* _Set exercise_
In the patch discussion, what reason is given for the PASID manager being less complex than the VMID manager?

* _Text extract_

= = = =

I have no problem either way. I feel creating a new amdgpu_hwid_mgr is more work and more churn because it would probably come with a bunch of renaming.

Just the PASID manager is very small and I don't expect it to grow. It's much less complex than the VMID manager because PASIDs don't get assigned to processes dynamically. Once a PASID is assigned to a process, it remains the same until that process terminates.

Therefore I'd prefer to leave it in amdgpu_vmid.c. If you feel that file is growing too much in different directions, reorganizing it is out of the scope of this patch series.

= = = =

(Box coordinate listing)
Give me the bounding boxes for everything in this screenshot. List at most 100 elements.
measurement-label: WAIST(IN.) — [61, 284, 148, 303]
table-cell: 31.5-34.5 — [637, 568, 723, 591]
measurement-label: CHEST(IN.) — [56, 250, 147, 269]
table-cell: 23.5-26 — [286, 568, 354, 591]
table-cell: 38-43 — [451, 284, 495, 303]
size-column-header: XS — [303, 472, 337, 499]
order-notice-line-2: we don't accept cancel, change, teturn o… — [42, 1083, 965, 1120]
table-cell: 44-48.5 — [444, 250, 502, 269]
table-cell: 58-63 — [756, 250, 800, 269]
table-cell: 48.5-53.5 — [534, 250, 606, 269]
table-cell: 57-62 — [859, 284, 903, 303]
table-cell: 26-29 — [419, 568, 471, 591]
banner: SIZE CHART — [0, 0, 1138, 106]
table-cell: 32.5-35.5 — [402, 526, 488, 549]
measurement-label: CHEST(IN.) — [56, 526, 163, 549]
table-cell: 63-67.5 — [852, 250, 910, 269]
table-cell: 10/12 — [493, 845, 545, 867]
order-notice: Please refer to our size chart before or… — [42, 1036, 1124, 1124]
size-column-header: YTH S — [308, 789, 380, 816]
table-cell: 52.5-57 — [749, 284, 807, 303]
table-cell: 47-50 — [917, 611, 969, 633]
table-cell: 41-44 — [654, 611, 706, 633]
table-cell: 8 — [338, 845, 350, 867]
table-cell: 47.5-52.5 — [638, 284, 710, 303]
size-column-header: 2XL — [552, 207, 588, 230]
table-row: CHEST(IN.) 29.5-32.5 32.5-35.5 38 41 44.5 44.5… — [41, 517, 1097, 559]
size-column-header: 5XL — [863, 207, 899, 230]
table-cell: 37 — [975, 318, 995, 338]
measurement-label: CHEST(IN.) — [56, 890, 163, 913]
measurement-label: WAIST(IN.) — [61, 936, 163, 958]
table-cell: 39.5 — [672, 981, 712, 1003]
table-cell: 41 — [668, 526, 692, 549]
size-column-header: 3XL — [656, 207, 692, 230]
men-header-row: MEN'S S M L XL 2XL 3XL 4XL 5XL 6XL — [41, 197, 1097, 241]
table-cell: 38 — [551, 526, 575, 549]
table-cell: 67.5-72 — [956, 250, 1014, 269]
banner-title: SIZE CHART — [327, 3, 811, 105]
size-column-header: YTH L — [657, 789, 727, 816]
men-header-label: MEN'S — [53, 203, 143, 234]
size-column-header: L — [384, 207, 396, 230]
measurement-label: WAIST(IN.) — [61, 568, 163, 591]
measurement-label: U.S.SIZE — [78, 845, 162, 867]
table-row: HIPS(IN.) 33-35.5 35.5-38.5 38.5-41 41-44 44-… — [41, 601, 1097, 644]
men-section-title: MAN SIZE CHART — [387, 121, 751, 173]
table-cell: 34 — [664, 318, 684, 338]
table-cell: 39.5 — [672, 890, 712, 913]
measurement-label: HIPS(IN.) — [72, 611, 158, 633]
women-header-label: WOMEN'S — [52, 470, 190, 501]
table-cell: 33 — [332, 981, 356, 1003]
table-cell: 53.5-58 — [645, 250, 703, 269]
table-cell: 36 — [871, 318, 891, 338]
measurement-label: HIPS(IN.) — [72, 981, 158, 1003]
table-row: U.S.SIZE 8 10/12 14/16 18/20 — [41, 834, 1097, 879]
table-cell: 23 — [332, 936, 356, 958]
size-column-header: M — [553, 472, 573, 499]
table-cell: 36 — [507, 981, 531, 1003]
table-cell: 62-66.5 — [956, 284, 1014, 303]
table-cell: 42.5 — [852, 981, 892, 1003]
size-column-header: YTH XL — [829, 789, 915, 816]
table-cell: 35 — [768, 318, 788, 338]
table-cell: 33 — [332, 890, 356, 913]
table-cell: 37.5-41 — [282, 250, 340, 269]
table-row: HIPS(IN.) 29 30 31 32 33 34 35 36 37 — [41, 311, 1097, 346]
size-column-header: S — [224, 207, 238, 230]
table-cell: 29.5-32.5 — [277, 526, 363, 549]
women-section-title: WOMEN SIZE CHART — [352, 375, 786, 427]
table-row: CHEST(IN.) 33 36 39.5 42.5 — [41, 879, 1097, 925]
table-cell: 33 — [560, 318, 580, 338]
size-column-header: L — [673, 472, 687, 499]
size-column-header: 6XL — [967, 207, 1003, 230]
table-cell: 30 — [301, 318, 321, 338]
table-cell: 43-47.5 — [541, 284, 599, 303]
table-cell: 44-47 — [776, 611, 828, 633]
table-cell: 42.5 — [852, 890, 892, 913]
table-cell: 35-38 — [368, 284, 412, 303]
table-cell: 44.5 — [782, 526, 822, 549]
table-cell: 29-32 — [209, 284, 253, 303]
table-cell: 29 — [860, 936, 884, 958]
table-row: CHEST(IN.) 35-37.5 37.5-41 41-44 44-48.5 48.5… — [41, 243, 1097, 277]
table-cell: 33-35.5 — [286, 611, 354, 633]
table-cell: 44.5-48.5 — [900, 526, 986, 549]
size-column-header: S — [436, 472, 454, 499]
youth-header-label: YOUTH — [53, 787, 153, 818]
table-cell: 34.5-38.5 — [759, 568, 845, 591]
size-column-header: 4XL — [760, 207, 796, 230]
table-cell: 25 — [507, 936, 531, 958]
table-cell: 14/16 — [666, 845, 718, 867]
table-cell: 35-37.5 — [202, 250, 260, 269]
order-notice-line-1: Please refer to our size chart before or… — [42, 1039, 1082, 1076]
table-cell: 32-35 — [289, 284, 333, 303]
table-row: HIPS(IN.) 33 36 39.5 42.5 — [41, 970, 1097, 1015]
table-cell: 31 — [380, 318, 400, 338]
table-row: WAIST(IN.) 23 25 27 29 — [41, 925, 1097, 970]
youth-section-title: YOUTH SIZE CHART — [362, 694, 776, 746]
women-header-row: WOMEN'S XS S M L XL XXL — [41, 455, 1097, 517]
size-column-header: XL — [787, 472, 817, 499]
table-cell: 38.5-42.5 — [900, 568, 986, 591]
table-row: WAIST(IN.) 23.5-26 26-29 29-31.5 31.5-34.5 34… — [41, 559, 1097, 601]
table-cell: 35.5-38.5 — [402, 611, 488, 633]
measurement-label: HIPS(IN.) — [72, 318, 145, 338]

= = = =

* _Answer below_
PASIDs are not assigned to processes dynamically.